----- Records provided

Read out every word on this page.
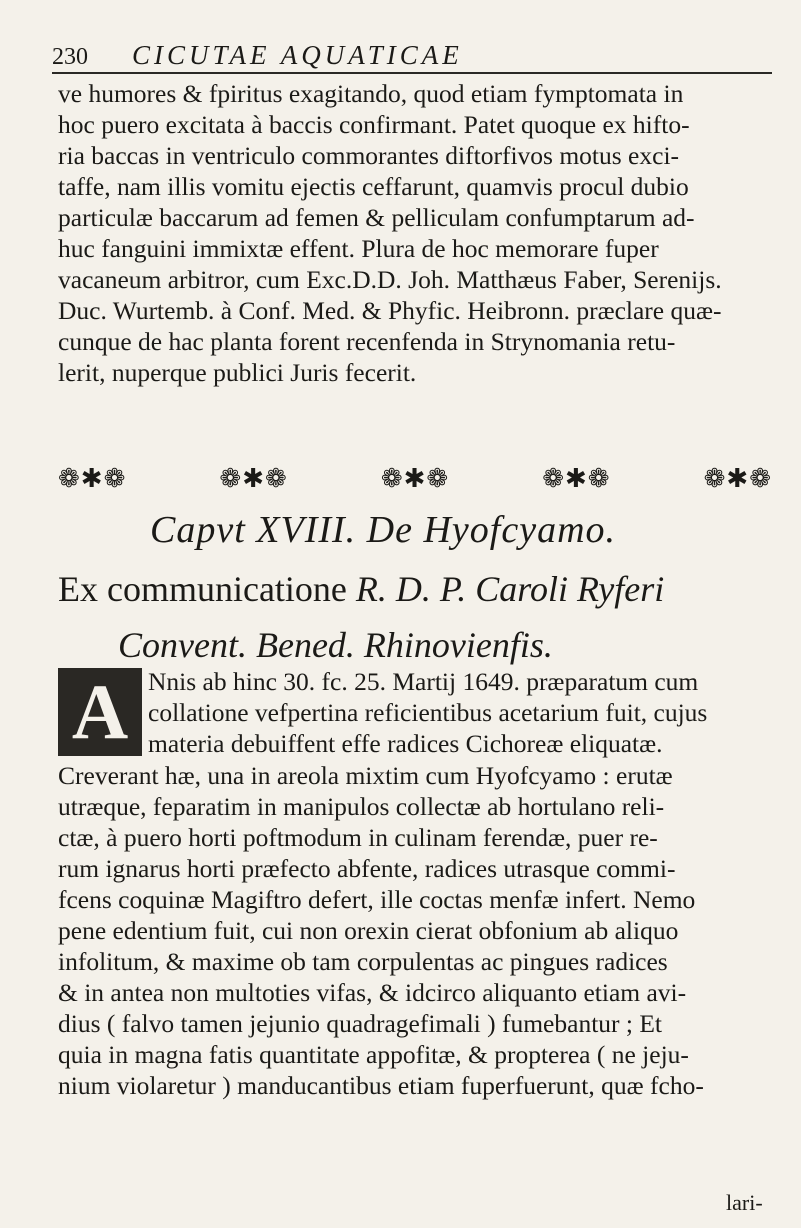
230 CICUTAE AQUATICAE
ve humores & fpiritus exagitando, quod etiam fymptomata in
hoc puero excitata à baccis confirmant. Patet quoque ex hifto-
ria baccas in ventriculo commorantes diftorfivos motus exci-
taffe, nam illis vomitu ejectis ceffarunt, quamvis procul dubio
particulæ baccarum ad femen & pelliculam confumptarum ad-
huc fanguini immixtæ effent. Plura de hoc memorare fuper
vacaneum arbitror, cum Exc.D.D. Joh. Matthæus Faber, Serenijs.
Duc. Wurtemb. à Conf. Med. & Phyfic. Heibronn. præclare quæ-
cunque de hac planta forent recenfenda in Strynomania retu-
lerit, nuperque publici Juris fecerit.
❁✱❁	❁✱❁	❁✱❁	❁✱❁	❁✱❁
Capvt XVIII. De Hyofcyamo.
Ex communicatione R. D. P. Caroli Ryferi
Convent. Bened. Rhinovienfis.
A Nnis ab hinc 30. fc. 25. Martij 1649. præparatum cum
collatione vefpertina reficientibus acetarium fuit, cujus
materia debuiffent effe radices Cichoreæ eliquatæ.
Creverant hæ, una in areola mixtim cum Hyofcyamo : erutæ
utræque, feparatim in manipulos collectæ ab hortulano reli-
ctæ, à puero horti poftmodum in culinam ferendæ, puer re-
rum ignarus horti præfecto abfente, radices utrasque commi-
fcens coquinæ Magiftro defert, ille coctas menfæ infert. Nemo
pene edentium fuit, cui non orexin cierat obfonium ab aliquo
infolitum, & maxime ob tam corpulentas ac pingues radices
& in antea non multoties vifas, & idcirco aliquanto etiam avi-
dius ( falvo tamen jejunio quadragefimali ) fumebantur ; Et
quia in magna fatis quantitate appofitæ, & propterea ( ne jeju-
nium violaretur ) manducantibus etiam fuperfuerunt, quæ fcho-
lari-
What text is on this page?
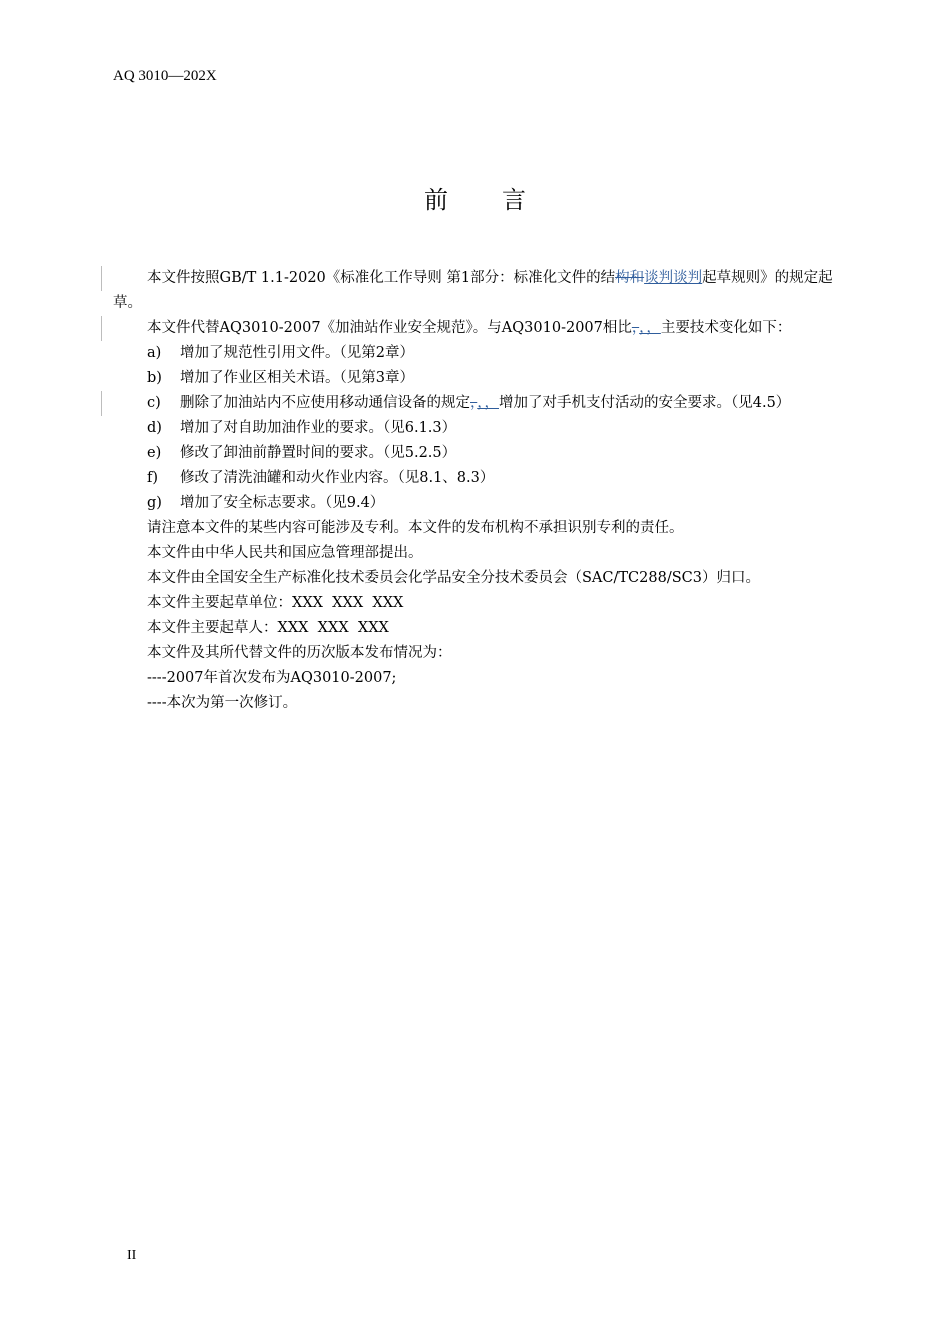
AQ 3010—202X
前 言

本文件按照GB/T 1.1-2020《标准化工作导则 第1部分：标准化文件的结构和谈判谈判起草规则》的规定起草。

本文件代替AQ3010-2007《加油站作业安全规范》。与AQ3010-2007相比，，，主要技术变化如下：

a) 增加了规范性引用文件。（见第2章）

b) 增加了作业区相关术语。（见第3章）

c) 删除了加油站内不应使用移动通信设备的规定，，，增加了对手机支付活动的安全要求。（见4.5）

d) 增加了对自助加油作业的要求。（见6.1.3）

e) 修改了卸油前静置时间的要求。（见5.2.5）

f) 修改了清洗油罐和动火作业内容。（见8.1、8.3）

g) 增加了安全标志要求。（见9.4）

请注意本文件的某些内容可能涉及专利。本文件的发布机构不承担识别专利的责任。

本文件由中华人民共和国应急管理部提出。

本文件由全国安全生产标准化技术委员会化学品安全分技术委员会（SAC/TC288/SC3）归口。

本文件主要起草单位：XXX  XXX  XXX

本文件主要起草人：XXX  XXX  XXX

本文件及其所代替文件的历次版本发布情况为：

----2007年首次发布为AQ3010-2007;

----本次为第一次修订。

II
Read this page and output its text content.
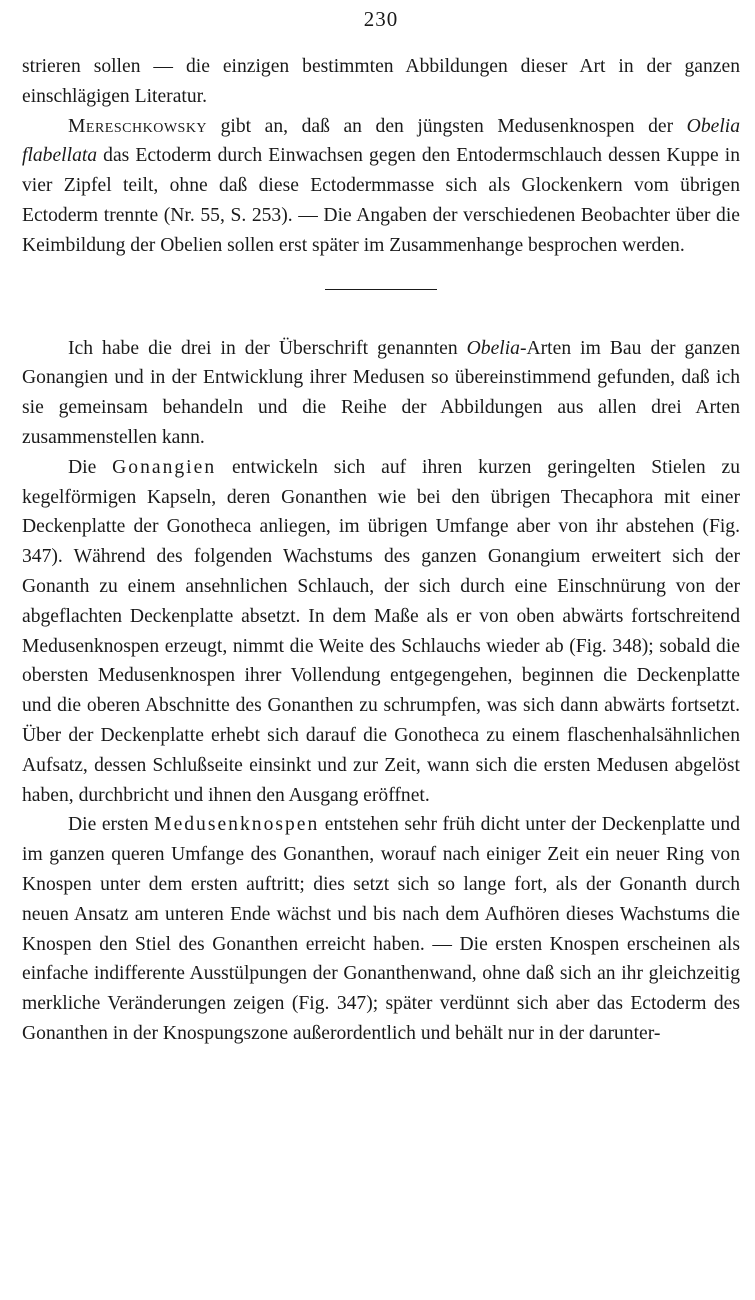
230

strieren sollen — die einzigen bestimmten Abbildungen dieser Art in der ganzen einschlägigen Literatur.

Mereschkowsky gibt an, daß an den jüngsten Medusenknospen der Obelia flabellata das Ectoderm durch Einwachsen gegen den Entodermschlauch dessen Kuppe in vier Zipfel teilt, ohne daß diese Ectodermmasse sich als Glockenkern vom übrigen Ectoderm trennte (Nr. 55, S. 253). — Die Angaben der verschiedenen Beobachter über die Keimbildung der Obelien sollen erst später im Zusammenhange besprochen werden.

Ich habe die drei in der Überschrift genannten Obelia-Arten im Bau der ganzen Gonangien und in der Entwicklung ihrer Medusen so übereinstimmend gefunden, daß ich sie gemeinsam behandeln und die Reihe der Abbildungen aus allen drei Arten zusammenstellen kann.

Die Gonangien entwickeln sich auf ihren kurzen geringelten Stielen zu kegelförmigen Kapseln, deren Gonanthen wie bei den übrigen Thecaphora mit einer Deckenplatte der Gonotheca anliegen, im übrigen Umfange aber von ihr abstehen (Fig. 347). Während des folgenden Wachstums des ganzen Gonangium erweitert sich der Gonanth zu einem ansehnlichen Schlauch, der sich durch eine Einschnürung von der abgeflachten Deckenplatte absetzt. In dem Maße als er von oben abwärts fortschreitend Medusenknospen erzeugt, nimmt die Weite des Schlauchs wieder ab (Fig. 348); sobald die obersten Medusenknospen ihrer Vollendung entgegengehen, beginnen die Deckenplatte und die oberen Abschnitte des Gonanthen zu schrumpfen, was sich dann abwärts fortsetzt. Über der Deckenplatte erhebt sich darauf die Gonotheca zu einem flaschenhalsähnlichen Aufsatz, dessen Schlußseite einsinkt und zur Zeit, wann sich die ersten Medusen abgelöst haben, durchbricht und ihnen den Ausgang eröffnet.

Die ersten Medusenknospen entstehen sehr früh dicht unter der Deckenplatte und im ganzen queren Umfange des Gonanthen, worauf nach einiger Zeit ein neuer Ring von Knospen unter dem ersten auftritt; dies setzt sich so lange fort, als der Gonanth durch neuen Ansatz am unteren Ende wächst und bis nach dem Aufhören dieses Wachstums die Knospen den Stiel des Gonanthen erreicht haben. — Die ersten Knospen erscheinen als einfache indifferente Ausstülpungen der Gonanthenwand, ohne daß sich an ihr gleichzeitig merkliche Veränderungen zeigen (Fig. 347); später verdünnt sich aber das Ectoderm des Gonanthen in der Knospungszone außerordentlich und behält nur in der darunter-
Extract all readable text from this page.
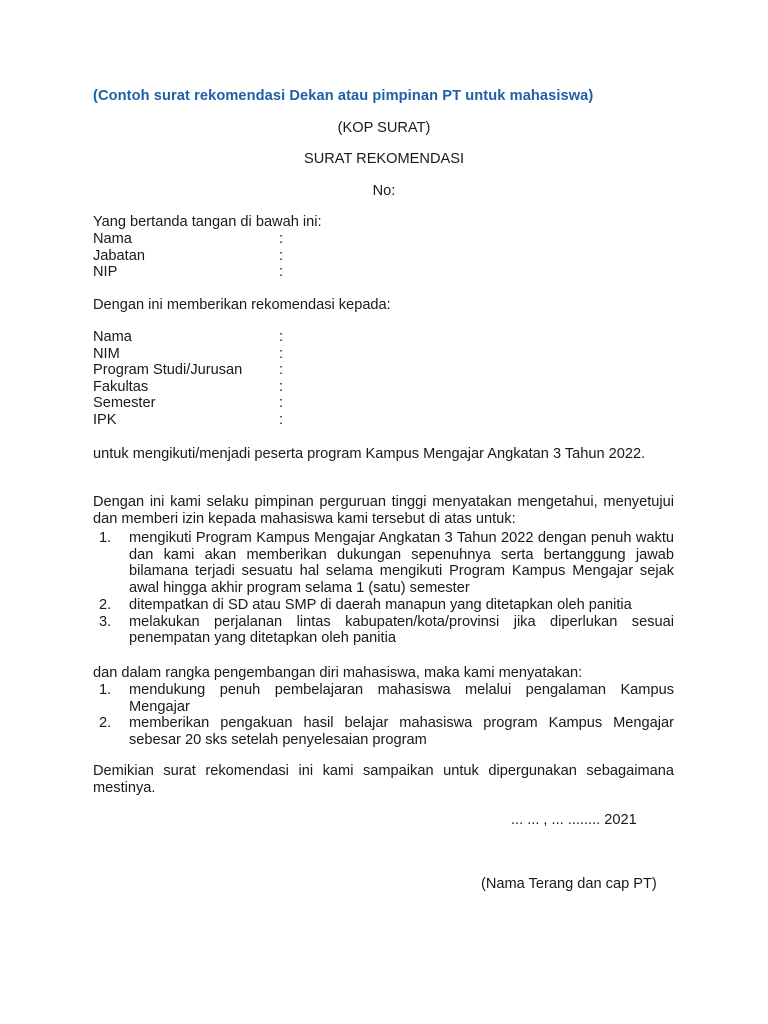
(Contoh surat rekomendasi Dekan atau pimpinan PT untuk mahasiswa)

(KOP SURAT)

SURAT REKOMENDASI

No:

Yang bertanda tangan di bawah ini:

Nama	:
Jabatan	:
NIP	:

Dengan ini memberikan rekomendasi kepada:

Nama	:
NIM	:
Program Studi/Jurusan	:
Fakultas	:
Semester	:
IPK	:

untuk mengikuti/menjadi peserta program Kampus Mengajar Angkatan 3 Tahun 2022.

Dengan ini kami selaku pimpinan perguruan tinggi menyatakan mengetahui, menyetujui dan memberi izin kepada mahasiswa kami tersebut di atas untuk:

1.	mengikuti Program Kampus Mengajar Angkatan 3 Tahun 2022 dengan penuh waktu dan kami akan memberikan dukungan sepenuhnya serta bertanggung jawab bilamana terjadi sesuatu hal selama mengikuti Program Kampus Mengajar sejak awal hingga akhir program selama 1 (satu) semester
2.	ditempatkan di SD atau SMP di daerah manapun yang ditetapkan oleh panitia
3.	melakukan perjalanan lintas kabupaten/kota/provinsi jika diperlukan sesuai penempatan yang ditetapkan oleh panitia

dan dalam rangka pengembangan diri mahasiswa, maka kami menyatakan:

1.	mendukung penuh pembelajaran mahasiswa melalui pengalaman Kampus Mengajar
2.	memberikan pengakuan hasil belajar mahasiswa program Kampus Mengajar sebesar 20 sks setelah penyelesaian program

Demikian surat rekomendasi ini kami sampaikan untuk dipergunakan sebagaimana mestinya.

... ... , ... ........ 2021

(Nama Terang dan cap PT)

----------

■ **Aim of the task**: Quote the entries above word for word. Leave the images out.

■ **Exercise answer**:
Read out every word on this page.
230 CICUTAE AQUATICAE
ve humores & fpiritus exagitando, quod etiam fymptomata in
hoc puero excitata à baccis confirmant. Patet quoque ex hifto-
ria baccas in ventriculo commorantes diftorfivos motus exci-
taffe, nam illis vomitu ejectis ceffarunt, quamvis procul dubio
particulæ baccarum ad femen & pelliculam confumptarum ad-
huc fanguini immixtæ effent. Plura de hoc memorare fuper
vacaneum arbitror, cum Exc.D.D. Joh. Matthæus Faber, Serenijs.
Duc. Wurtemb. à Conf. Med. & Phyfic. Heibronn. præclare quæ-
cunque de hac planta forent recenfenda in Strynomania retu-
lerit, nuperque publici Juris fecerit.
❁✱❁	❁✱❁	❁✱❁	❁✱❁	❁✱❁
Capvt XVIII. De Hyofcyamo.
Ex communicatione R. D. P. Caroli Ryferi
Convent. Bened. Rhinovienfis.
A Nnis ab hinc 30. fc. 25. Martij 1649. præparatum cum
collatione vefpertina reficientibus acetarium fuit, cujus
materia debuiffent effe radices Cichoreæ eliquatæ.
Creverant hæ, una in areola mixtim cum Hyofcyamo : erutæ
utræque, feparatim in manipulos collectæ ab hortulano reli-
ctæ, à puero horti poftmodum in culinam ferendæ, puer re-
rum ignarus horti præfecto abfente, radices utrasque commi-
fcens coquinæ Magiftro defert, ille coctas menfæ infert. Nemo
pene edentium fuit, cui non orexin cierat obfonium ab aliquo
infolitum, & maxime ob tam corpulentas ac pingues radices
& in antea non multoties vifas, & idcirco aliquanto etiam avi-
dius ( falvo tamen jejunio quadragefimali ) fumebantur ; Et
quia in magna fatis quantitate appofitæ, & propterea ( ne jeju-
nium violaretur ) manducantibus etiam fuperfuerunt, quæ fcho-
lari-
What text is on this page?
AQ 3010—202X
前 言

本文件按照GB/T 1.1-2020《标准化工作导则 第1部分：标准化文件的结构和谈判谈判起草规则》的规定起草。

本文件代替AQ3010-2007《加油站作业安全规范》。与AQ3010-2007相比，，，主要技术变化如下：

a) 增加了规范性引用文件。（见第2章）

b) 增加了作业区相关术语。（见第3章）

c) 删除了加油站内不应使用移动通信设备的规定，，，增加了对手机支付活动的安全要求。（见4.5）

d) 增加了对自助加油作业的要求。（见6.1.3）

e) 修改了卸油前静置时间的要求。（见5.2.5）

f) 修改了清洗油罐和动火作业内容。（见8.1、8.3）

g) 增加了安全标志要求。（见9.4）

请注意本文件的某些内容可能涉及专利。本文件的发布机构不承担识别专利的责任。

本文件由中华人民共和国应急管理部提出。

本文件由全国安全生产标准化技术委员会化学品安全分技术委员会（SAC/TC288/SC3）归口。

本文件主要起草单位：XXX  XXX  XXX

本文件主要起草人：XXX  XXX  XXX

本文件及其所代替文件的历次版本发布情况为：

----2007年首次发布为AQ3010-2007;

----本次为第一次修订。

II
Read this page and output its text content.
230

strieren sollen — die einzigen bestimmten Abbildungen dieser Art in der ganzen einschlägigen Literatur.

Mereschkowsky gibt an, daß an den jüngsten Medusenknospen der Obelia flabellata das Ectoderm durch Einwachsen gegen den Entodermschlauch dessen Kuppe in vier Zipfel teilt, ohne daß diese Ectodermmasse sich als Glockenkern vom übrigen Ectoderm trennte (Nr. 55, S. 253). — Die Angaben der verschiedenen Beobachter über die Keimbildung der Obelien sollen erst später im Zusammenhange besprochen werden.

Ich habe die drei in der Überschrift genannten Obelia-Arten im Bau der ganzen Gonangien und in der Entwicklung ihrer Medusen so übereinstimmend gefunden, daß ich sie gemeinsam behandeln und die Reihe der Abbildungen aus allen drei Arten zusammenstellen kann.

Die Gonangien entwickeln sich auf ihren kurzen geringelten Stielen zu kegelförmigen Kapseln, deren Gonanthen wie bei den übrigen Thecaphora mit einer Deckenplatte der Gonotheca anliegen, im übrigen Umfange aber von ihr abstehen (Fig. 347). Während des folgenden Wachstums des ganzen Gonangium erweitert sich der Gonanth zu einem ansehnlichen Schlauch, der sich durch eine Einschnürung von der abgeflachten Deckenplatte absetzt. In dem Maße als er von oben abwärts fortschreitend Medusenknospen erzeugt, nimmt die Weite des Schlauchs wieder ab (Fig. 348); sobald die obersten Medusenknospen ihrer Vollendung entgegengehen, beginnen die Deckenplatte und die oberen Abschnitte des Gonanthen zu schrumpfen, was sich dann abwärts fortsetzt. Über der Deckenplatte erhebt sich darauf die Gonotheca zu einem flaschenhalsähnlichen Aufsatz, dessen Schlußseite einsinkt und zur Zeit, wann sich die ersten Medusen abgelöst haben, durchbricht und ihnen den Ausgang eröffnet.

Die ersten Medusenknospen entstehen sehr früh dicht unter der Deckenplatte und im ganzen queren Umfange des Gonanthen, worauf nach einiger Zeit ein neuer Ring von Knospen unter dem ersten auftritt; dies setzt sich so lange fort, als der Gonanth durch neuen Ansatz am unteren Ende wächst und bis nach dem Aufhören dieses Wachstums die Knospen den Stiel des Gonanthen erreicht haben. — Die ersten Knospen erscheinen als einfache indifferente Ausstülpungen der Gonanthenwand, ohne daß sich an ihr gleichzeitig merkliche Veränderungen zeigen (Fig. 347); später verdünnt sich aber das Ectoderm des Gonanthen in der Knospungszone außerordentlich und behält nur in der darunter-
Extract all readable text from this page.
(Contoh surat rekomendasi Dekan atau pimpinan PT untuk mahasiswa)

(KOP SURAT)

SURAT REKOMENDASI

No:

Yang bertanda tangan di bawah ini:

Nama	:
Jabatan	:
NIP	:

Dengan ini memberikan rekomendasi kepada:

Nama	:
NIM	:
Program Studi/Jurusan	:
Fakultas	:
Semester	:
IPK	:

untuk mengikuti/menjadi peserta program Kampus Mengajar Angkatan 3 Tahun 2022.

Dengan ini kami selaku pimpinan perguruan tinggi menyatakan mengetahui, menyetujui dan memberi izin kepada mahasiswa kami tersebut di atas untuk:

1.	mengikuti Program Kampus Mengajar Angkatan 3 Tahun 2022 dengan penuh waktu dan kami akan memberikan dukungan sepenuhnya serta bertanggung jawab bilamana terjadi sesuatu hal selama mengikuti Program Kampus Mengajar sejak awal hingga akhir program selama 1 (satu) semester
2.	ditempatkan di SD atau SMP di daerah manapun yang ditetapkan oleh panitia
3.	melakukan perjalanan lintas kabupaten/kota/provinsi jika diperlukan sesuai penempatan yang ditetapkan oleh panitia

dan dalam rangka pengembangan diri mahasiswa, maka kami menyatakan:

1.	mendukung penuh pembelajaran mahasiswa melalui pengalaman Kampus Mengajar
2.	memberikan pengakuan hasil belajar mahasiswa program Kampus Mengajar sebesar 20 sks setelah penyelesaian program

Demikian surat rekomendasi ini kami sampaikan untuk dipergunakan sebagaimana mestinya.

... ... , ... ........ 2021

(Nama Terang dan cap PT)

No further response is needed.